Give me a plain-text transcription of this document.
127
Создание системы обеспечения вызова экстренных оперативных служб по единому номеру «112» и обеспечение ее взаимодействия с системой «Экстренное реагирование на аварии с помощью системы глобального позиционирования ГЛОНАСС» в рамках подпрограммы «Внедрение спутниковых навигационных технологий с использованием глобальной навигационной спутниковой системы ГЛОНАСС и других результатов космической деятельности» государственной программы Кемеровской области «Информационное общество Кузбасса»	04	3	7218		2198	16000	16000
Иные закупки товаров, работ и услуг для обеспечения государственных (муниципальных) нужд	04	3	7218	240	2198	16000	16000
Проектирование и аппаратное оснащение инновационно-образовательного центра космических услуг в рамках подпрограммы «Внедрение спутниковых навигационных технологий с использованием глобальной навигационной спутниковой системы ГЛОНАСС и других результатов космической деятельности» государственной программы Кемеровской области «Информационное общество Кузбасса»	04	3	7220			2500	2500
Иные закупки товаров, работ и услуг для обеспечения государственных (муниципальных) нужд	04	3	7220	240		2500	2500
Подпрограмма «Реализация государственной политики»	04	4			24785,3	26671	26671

__________

» **Instructions for the task**: Please give back all of the records exactly as written.

» **Expected output**:
Give me a plain-text transcription of this document.
127
Создание системы обеспечения вызова экстренных оперативных служб по единому номеру «112» и обеспечение ее взаимодействия с системой «Экстренное реагирование на аварии с помощью системы глобального позиционирования ГЛОНАСС» в рамках подпрограммы «Внедрение спутниковых навигационных технологий с использованием глобальной навигационной спутниковой системы ГЛОНАСС и других результатов космической деятельности» государственной программы Кемеровской области «Информационное общество Кузбасса»	04	3	7218		2198	16000	16000
Иные закупки товаров, работ и услуг для обеспечения государственных (муниципальных) нужд	04	3	7218	240	2198	16000	16000
Проектирование и аппаратное оснащение инновационно-образовательного центра космических услуг в рамках подпрограммы «Внедрение спутниковых навигационных технологий с использованием глобальной навигационной спутниковой системы ГЛОНАСС и других результатов космической деятельности» государственной программы Кемеровской области «Информационное общество Кузбасса»	04	3	7220			2500	2500
Иные закупки товаров, работ и услуг для обеспечения государственных (муниципальных) нужд	04	3	7220	240		2500	2500
Подпрограмма «Реализация государственной политики»	04	4			24785,3	26671	26671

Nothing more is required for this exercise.